----- DATA SHOWN

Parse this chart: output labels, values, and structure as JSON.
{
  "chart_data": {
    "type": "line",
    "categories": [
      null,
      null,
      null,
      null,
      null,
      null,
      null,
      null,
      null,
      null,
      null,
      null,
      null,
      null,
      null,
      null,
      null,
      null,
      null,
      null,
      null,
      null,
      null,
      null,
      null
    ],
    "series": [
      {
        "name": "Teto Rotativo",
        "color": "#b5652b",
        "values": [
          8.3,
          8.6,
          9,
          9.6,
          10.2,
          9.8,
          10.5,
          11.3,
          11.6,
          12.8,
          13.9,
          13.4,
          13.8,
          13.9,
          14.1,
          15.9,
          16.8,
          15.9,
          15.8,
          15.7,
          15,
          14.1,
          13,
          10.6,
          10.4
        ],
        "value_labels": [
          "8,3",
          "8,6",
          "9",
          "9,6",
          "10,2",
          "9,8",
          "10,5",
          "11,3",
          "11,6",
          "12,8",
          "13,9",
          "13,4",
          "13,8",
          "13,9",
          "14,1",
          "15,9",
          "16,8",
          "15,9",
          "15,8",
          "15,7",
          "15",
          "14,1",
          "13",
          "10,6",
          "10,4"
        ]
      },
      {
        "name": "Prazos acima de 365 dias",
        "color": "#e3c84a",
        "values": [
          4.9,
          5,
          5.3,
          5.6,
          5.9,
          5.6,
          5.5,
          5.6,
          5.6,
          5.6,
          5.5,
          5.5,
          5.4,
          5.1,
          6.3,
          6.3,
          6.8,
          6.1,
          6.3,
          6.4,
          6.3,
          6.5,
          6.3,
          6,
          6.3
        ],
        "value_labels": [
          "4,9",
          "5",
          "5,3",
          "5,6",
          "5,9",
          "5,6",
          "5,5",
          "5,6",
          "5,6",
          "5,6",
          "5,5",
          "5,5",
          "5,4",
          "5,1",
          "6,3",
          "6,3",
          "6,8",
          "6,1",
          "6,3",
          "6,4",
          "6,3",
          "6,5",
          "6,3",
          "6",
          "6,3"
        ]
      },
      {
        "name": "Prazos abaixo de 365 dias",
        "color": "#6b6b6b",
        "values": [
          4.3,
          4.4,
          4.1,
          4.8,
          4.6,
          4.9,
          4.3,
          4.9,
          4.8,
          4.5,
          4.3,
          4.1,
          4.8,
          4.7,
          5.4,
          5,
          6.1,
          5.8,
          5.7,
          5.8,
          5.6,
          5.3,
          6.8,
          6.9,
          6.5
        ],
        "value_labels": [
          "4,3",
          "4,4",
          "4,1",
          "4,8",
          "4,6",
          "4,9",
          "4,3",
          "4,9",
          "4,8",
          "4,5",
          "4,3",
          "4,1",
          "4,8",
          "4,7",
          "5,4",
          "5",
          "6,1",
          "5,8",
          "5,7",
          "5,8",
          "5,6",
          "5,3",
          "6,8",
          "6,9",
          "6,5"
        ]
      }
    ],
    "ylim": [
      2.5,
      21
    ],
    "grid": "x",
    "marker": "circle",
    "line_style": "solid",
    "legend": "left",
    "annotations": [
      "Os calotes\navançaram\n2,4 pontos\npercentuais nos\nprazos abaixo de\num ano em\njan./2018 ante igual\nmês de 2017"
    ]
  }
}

----------
----- DATA SHOWN

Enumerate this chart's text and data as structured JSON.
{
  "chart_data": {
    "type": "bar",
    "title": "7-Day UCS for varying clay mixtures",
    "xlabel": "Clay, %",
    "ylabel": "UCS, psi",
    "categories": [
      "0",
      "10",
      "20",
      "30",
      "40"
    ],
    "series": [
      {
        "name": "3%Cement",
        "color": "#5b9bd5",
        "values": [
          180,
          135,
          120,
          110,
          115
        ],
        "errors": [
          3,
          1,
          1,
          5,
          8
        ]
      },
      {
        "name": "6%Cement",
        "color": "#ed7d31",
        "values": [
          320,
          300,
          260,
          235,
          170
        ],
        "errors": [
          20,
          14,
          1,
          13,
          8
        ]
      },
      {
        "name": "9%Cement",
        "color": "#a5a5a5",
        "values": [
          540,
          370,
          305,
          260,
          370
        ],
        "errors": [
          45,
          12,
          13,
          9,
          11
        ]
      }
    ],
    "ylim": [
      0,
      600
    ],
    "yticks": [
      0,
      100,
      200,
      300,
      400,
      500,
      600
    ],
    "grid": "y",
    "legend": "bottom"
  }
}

----------

### WORK TO DO
Pick out all the lines with the word "abaixo" in them and copy them.

### PROBLEM SOLUTION
        "name": "Prazos abaixo de 365 dias",
      "Os calotes\navançaram\n2,4 pontos\npercentuais nos\nprazos abaixo de\num ano em\njan./2018 ante igual\nmês de 2017"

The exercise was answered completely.